* What to work on *
Output all lines exactly.

* Material to process *

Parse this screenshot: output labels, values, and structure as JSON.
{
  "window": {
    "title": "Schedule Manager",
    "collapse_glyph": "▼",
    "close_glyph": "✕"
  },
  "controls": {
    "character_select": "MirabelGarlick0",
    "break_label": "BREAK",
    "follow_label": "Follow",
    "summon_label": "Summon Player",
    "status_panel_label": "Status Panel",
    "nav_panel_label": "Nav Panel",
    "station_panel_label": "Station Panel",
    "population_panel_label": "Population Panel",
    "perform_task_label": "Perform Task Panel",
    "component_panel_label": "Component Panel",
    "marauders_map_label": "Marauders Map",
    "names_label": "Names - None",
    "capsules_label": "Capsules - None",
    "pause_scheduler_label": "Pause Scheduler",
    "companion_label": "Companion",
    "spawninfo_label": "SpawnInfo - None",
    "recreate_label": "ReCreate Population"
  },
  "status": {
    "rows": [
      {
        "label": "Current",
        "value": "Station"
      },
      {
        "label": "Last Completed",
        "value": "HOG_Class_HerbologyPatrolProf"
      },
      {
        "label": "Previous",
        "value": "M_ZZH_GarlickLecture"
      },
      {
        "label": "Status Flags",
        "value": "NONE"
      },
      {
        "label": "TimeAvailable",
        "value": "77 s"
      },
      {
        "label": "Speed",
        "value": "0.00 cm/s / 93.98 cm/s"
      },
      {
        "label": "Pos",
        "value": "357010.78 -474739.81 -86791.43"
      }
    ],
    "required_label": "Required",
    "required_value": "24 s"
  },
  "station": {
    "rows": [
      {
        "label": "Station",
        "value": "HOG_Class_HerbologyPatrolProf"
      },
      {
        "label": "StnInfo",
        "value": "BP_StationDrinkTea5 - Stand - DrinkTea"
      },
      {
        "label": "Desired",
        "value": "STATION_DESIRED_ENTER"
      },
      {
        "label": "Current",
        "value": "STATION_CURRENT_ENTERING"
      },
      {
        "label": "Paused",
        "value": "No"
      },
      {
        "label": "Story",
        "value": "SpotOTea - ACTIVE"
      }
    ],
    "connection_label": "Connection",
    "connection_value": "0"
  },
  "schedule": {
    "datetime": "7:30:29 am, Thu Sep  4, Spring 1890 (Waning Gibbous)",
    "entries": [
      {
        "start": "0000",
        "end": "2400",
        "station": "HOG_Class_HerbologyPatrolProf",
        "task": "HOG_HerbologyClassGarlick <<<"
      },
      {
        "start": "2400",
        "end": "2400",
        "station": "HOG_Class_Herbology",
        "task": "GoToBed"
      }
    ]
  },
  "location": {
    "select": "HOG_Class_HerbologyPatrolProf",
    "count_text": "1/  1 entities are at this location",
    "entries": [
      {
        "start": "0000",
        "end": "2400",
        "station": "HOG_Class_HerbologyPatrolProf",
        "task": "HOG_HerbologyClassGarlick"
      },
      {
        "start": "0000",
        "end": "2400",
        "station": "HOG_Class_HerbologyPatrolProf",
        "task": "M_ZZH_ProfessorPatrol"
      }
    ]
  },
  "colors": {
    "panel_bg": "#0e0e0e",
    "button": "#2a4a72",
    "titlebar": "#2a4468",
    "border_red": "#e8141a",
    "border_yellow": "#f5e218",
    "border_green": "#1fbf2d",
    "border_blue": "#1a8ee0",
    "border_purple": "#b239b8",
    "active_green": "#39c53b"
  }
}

* Result *
Parse this screenshot: output labels, values, and structure as JSON.
{
  "window": {
    "title": "Schedule Manager",
    "collapse_glyph": "▼",
    "close_glyph": "✕"
  },
  "controls": {
    "character_select": "MirabelGarlick0",
    "break_label": "BREAK",
    "follow_label": "Follow",
    "summon_label": "Summon Player",
    "status_panel_label": "Status Panel",
    "nav_panel_label": "Nav Panel",
    "station_panel_label": "Station Panel",
    "population_panel_label": "Population Panel",
    "perform_task_label": "Perform Task Panel",
    "component_panel_label": "Component Panel",
    "marauders_map_label": "Marauders Map",
    "names_label": "Names - None",
    "capsules_label": "Capsules - None",
    "pause_scheduler_label": "Pause Scheduler",
    "companion_label": "Companion",
    "spawninfo_label": "SpawnInfo - None",
    "recreate_label": "ReCreate Population"
  },
  "status": {
    "rows": [
      {
        "label": "Current",
        "value": "Station"
      },
      {
        "label": "Last Completed",
        "value": "HOG_Class_HerbologyPatrolProf"
      },
      {
        "label": "Previous",
        "value": "M_ZZH_GarlickLecture"
      },
      {
        "label": "Status Flags",
        "value": "NONE"
      },
      {
        "label": "TimeAvailable",
        "value": "77 s"
      },
      {
        "label": "Speed",
        "value": "0.00 cm/s / 93.98 cm/s"
      },
      {
        "label": "Pos",
        "value": "357010.78 -474739.81 -86791.43"
      }
    ],
    "required_label": "Required",
    "required_value": "24 s"
  },
  "station": {
    "rows": [
      {
        "label": "Station",
        "value": "HOG_Class_HerbologyPatrolProf"
      },
      {
        "label": "StnInfo",
        "value": "BP_StationDrinkTea5 - Stand - DrinkTea"
      },
      {
        "label": "Desired",
        "value": "STATION_DESIRED_ENTER"
      },
      {
        "label": "Current",
        "value": "STATION_CURRENT_ENTERING"
      },
      {
        "label": "Paused",
        "value": "No"
      },
      {
        "label": "Story",
        "value": "SpotOTea - ACTIVE"
      }
    ],
    "connection_label": "Connection",
    "connection_value": "0"
  },
  "schedule": {
    "datetime": "7:30:29 am, Thu Sep  4, Spring 1890 (Waning Gibbous)",
    "entries": [
      {
        "start": "0000",
        "end": "2400",
        "station": "HOG_Class_HerbologyPatrolProf",
        "task": "HOG_HerbologyClassGarlick <<<"
      },
      {
        "start": "2400",
        "end": "2400",
        "station": "HOG_Class_Herbology",
        "task": "GoToBed"
      }
    ]
  },
  "location": {
    "select": "HOG_Class_HerbologyPatrolProf",
    "count_text": "1/  1 entities are at this location",
    "entries": [
      {
        "start": "0000",
        "end": "2400",
        "station": "HOG_Class_HerbologyPatrolProf",
        "task": "HOG_HerbologyClassGarlick"
      },
      {
        "start": "0000",
        "end": "2400",
        "station": "HOG_Class_HerbologyPatrolProf",
        "task": "M_ZZH_ProfessorPatrol"
      }
    ]
  },
  "colors": {
    "panel_bg": "#0e0e0e",
    "button": "#2a4a72",
    "titlebar": "#2a4468",
    "border_red": "#e8141a",
    "border_yellow": "#f5e218",
    "border_green": "#1fbf2d",
    "border_blue": "#1a8ee0",
    "border_purple": "#b239b8",
    "active_green": "#39c53b"
  }
}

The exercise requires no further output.